— start RECORDS SUPPLIED —

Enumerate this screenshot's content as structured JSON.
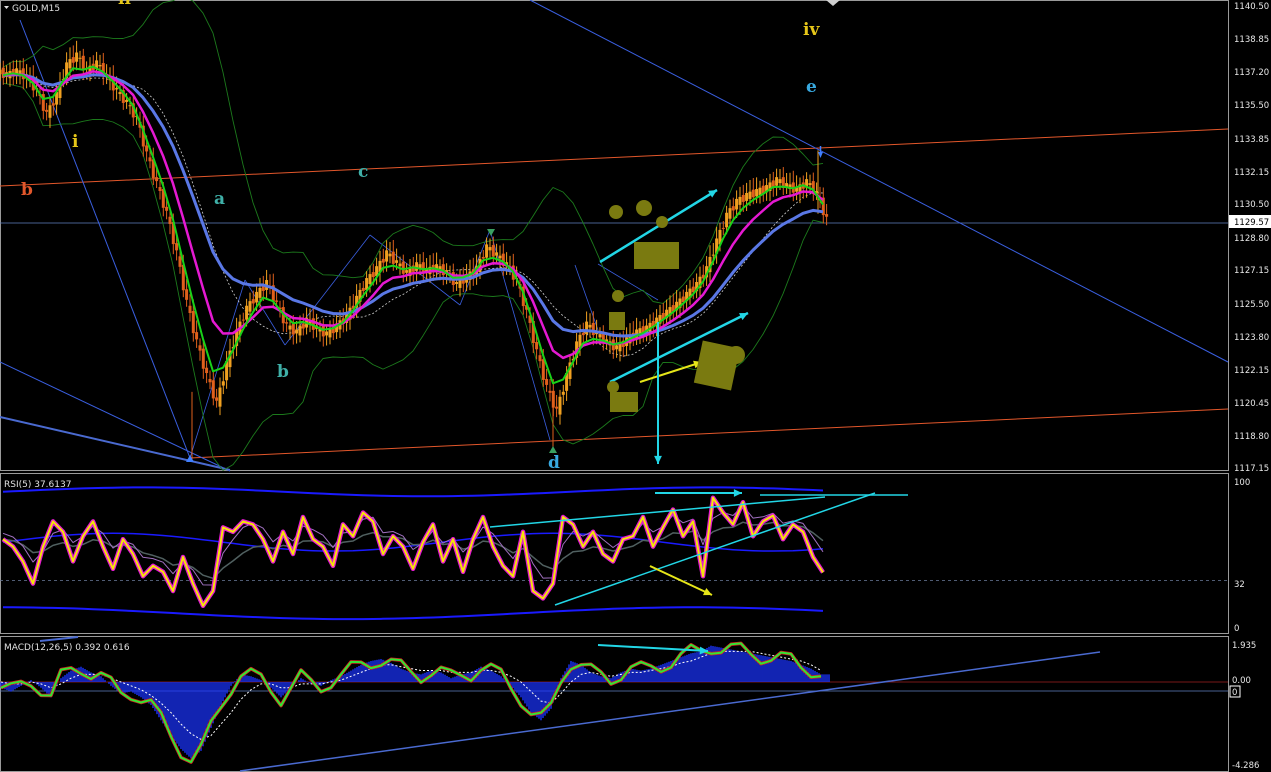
{
  "window": {
    "symbol_label": "GOLD,M15"
  },
  "price_axis": {
    "ticks": [
      "1140.50",
      "1138.85",
      "1137.20",
      "1135.50",
      "1133.85",
      "1132.15",
      "1130.50",
      "1128.80",
      "1127.15",
      "1125.50",
      "1123.80",
      "1122.15",
      "1120.45",
      "1118.80",
      "1117.15"
    ],
    "current_price": "1129.57"
  },
  "rsi": {
    "label": "RSI(5) 37.6137",
    "ticks": [
      "100",
      "32",
      "0"
    ],
    "level": "32"
  },
  "macd": {
    "label": "MACD(12,26,5) 0.392 0.616",
    "ticks": [
      "1.935",
      "0.00",
      "-4.286"
    ],
    "marker": "0"
  },
  "wave_labels": [
    {
      "text": "ii",
      "color": "#e6c619"
    },
    {
      "text": "iv",
      "color": "#e6c619"
    },
    {
      "text": "e",
      "color": "#38a9e0"
    },
    {
      "text": "i",
      "color": "#e6c619"
    },
    {
      "text": "b",
      "color": "#e2572b"
    },
    {
      "text": "a",
      "color": "#3fb0a8"
    },
    {
      "text": "c",
      "color": "#3fb0a8"
    },
    {
      "text": "b",
      "color": "#3fb0a8"
    },
    {
      "text": "d",
      "color": "#38a9e0"
    }
  ],
  "colors": {
    "bg": "#000000",
    "candle": "#e8821e",
    "ma_fast": "#19d119",
    "ma_mid": "#e519d2",
    "ma_slow": "#5a78e6",
    "channel": "#e2572b",
    "trend": "#3a5fe0",
    "arrow_cyan": "#22d6e6",
    "arrow_yellow": "#e6e619",
    "rsi_line": "#f5e50a",
    "macd_hist": "#1a34ff",
    "macd_line": "#33e633"
  },
  "chart_data": [
    {
      "type": "candlestick",
      "title": "GOLD,M15",
      "ylim": [
        1117.15,
        1140.5
      ],
      "grid": false,
      "x": [
        0,
        10,
        20,
        30,
        40,
        50,
        60,
        70,
        80,
        90,
        100,
        110,
        120,
        130,
        140,
        150,
        160,
        170,
        180,
        190,
        200,
        210,
        220,
        230,
        240,
        250,
        260,
        270,
        280,
        290,
        300,
        310,
        320,
        330,
        340,
        350,
        360,
        370,
        380,
        390,
        400,
        410,
        420,
        430,
        440,
        450,
        460,
        470,
        480,
        490,
        500,
        510,
        520,
        530,
        540,
        550,
        560,
        570,
        580,
        590,
        600,
        610,
        620,
        630,
        640,
        650,
        660,
        670,
        680,
        690,
        700,
        710,
        720,
        730,
        740,
        750,
        760,
        770,
        780,
        790,
        800,
        810,
        820
      ],
      "close": [
        1137.0,
        1137.2,
        1136.9,
        1136.2,
        1135.0,
        1136.0,
        1137.5,
        1138.0,
        1137.2,
        1137.6,
        1136.9,
        1136.2,
        1135.6,
        1134.8,
        1133.0,
        1131.5,
        1130.0,
        1128.0,
        1125.5,
        1123.5,
        1121.8,
        1120.4,
        1122.4,
        1124.0,
        1125.2,
        1125.9,
        1126.5,
        1125.4,
        1124.3,
        1124.0,
        1124.6,
        1124.2,
        1123.9,
        1124.3,
        1124.8,
        1125.7,
        1126.6,
        1127.2,
        1128.0,
        1127.5,
        1127.0,
        1127.4,
        1127.1,
        1127.3,
        1127.0,
        1126.4,
        1126.8,
        1127.2,
        1128.3,
        1127.9,
        1127.4,
        1126.6,
        1125.0,
        1123.0,
        1121.2,
        1120.0,
        1121.8,
        1123.4,
        1124.4,
        1123.9,
        1123.5,
        1123.2,
        1123.6,
        1124.0,
        1124.2,
        1124.6,
        1125.0,
        1125.4,
        1125.9,
        1126.4,
        1127.2,
        1128.6,
        1129.9,
        1130.6,
        1130.9,
        1131.1,
        1131.3,
        1131.7,
        1131.4,
        1131.2,
        1131.6,
        1131.0,
        1129.7
      ]
    },
    {
      "type": "line",
      "title": "RSI(5) 37.6137",
      "ylim": [
        0,
        100
      ],
      "level": 32,
      "values": [
        60,
        55,
        45,
        30,
        55,
        72,
        65,
        45,
        62,
        72,
        55,
        40,
        60,
        50,
        35,
        42,
        38,
        25,
        48,
        30,
        15,
        25,
        68,
        65,
        72,
        70,
        60,
        45,
        65,
        50,
        75,
        60,
        55,
        42,
        70,
        62,
        78,
        72,
        50,
        62,
        55,
        40,
        58,
        70,
        45,
        60,
        38,
        60,
        75,
        55,
        42,
        35,
        65,
        25,
        20,
        30,
        75,
        70,
        55,
        65,
        50,
        45,
        60,
        62,
        75,
        55,
        68,
        80,
        62,
        72,
        35,
        88,
        78,
        70,
        85,
        62,
        72,
        76,
        60,
        70,
        65,
        48,
        37.6
      ]
    },
    {
      "type": "bar",
      "title": "MACD(12,26,5) 0.392 0.616",
      "ylim": [
        -4.286,
        1.935
      ],
      "values": [
        -0.3,
        -0.5,
        -0.2,
        0.1,
        -0.3,
        -0.8,
        0.2,
        0.6,
        0.8,
        0.5,
        0.3,
        -0.2,
        -0.6,
        -0.5,
        -0.8,
        -1.2,
        -2.0,
        -2.8,
        -3.5,
        -4.0,
        -3.6,
        -2.4,
        -1.2,
        -0.2,
        0.4,
        0.3,
        0.1,
        -0.3,
        -0.8,
        -0.3,
        0.2,
        -0.1,
        -0.2,
        0.1,
        0.3,
        0.6,
        0.9,
        1.1,
        1.2,
        1.0,
        0.7,
        0.5,
        0.4,
        0.6,
        0.5,
        0.2,
        0.4,
        0.5,
        0.8,
        0.6,
        0.3,
        -0.2,
        -0.8,
        -1.6,
        -2.0,
        -1.4,
        0.2,
        1.1,
        0.9,
        0.5,
        0.3,
        0.2,
        0.5,
        0.7,
        0.6,
        0.7,
        0.9,
        1.1,
        1.3,
        1.5,
        1.6,
        1.9,
        1.8,
        1.7,
        1.6,
        1.5,
        1.4,
        1.3,
        1.2,
        1.1,
        0.9,
        0.7,
        0.4
      ],
      "signal": [
        0.0,
        -0.1,
        -0.1,
        0.0,
        -0.1,
        -0.3,
        -0.1,
        0.2,
        0.4,
        0.4,
        0.4,
        0.2,
        0.0,
        -0.2,
        -0.4,
        -0.7,
        -1.1,
        -1.6,
        -2.2,
        -2.7,
        -3.0,
        -2.8,
        -2.2,
        -1.6,
        -0.9,
        -0.4,
        -0.1,
        -0.1,
        -0.3,
        -0.3,
        -0.1,
        -0.1,
        -0.1,
        0.0,
        0.1,
        0.3,
        0.5,
        0.7,
        0.9,
        0.9,
        0.8,
        0.7,
        0.6,
        0.6,
        0.6,
        0.5,
        0.5,
        0.5,
        0.6,
        0.6,
        0.5,
        0.3,
        0.0,
        -0.5,
        -1.0,
        -1.1,
        -0.6,
        0.0,
        0.4,
        0.5,
        0.4,
        0.3,
        0.4,
        0.5,
        0.5,
        0.6,
        0.7,
        0.8,
        1.0,
        1.1,
        1.3,
        1.5,
        1.6,
        1.6,
        1.6,
        1.6,
        1.5,
        1.4,
        1.3,
        1.2,
        1.1,
        0.9,
        0.6
      ]
    }
  ]
}
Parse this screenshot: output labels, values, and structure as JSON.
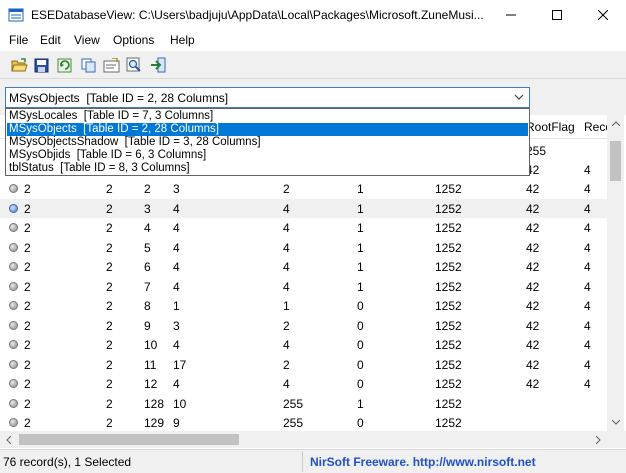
{
  "window": {
    "title": "ESEDatabaseView:  C:\\Users\\badjuju\\AppData\\Local\\Packages\\Microsoft.ZuneMusi..."
  },
  "menu": [
    "File",
    "Edit",
    "View",
    "Options",
    "Help"
  ],
  "toolbar": {
    "icons": [
      "open-folder-icon",
      "save-icon",
      "refresh-icon",
      "copy-icon",
      "properties-icon",
      "find-icon",
      "exit-icon"
    ]
  },
  "combo": {
    "selected": "MSysObjects  [Table ID = 2, 28 Columns]"
  },
  "dropdown": {
    "items": [
      "MSysLocales  [Table ID = 7, 3 Columns]",
      "MSysObjects  [Table ID = 2, 28 Columns]",
      "MSysObjectsShadow  [Table ID = 3, 28 Columns]",
      "MSysObjids  [Table ID = 6, 3 Columns]",
      "tblStatus  [Table ID = 8, 3 Columns]"
    ],
    "selected_index": 1
  },
  "table": {
    "headers": [
      "RootFlag",
      "Reco"
    ],
    "partial_row": [
      "255"
    ],
    "rows": [
      [
        "2",
        "2",
        "2",
        "3",
        "2",
        "1",
        "1252",
        "42",
        "4"
      ],
      [
        "2",
        "2",
        "3",
        "4",
        "4",
        "1",
        "1252",
        "42",
        "4"
      ],
      [
        "2",
        "2",
        "4",
        "4",
        "4",
        "1",
        "1252",
        "42",
        "4"
      ],
      [
        "2",
        "2",
        "5",
        "4",
        "4",
        "1",
        "1252",
        "42",
        "4"
      ],
      [
        "2",
        "2",
        "6",
        "4",
        "4",
        "1",
        "1252",
        "42",
        "4"
      ],
      [
        "2",
        "2",
        "7",
        "4",
        "4",
        "1",
        "1252",
        "42",
        "4"
      ],
      [
        "2",
        "2",
        "8",
        "1",
        "1",
        "0",
        "1252",
        "42",
        "4"
      ],
      [
        "2",
        "2",
        "9",
        "3",
        "2",
        "0",
        "1252",
        "42",
        "4"
      ],
      [
        "2",
        "2",
        "10",
        "4",
        "4",
        "0",
        "1252",
        "42",
        "4"
      ],
      [
        "2",
        "2",
        "11",
        "17",
        "2",
        "0",
        "1252",
        "42",
        "4"
      ],
      [
        "2",
        "2",
        "12",
        "4",
        "4",
        "0",
        "1252",
        "42",
        "4"
      ],
      [
        "2",
        "2",
        "128",
        "10",
        "255",
        "1",
        "1252",
        "",
        ""
      ],
      [
        "2",
        "2",
        "129",
        "9",
        "255",
        "0",
        "1252",
        "",
        ""
      ]
    ],
    "previous_row": [
      "42",
      "4"
    ],
    "selected_index": 1
  },
  "status": {
    "records": "76 record(s), 1 Selected",
    "credit": "NirSoft Freeware.  http://www.nirsoft.net"
  }
}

— end RECORDS SUPPLIED —

• _WHAT THE EXERCISE ASKS_
Which lines in the listing above hold the word "this"? Show each of them.

• _REPLY_
Enumerate this screenshot's content as structured JSON.
Parse this screenshot: output labels, values, and structure as JSON.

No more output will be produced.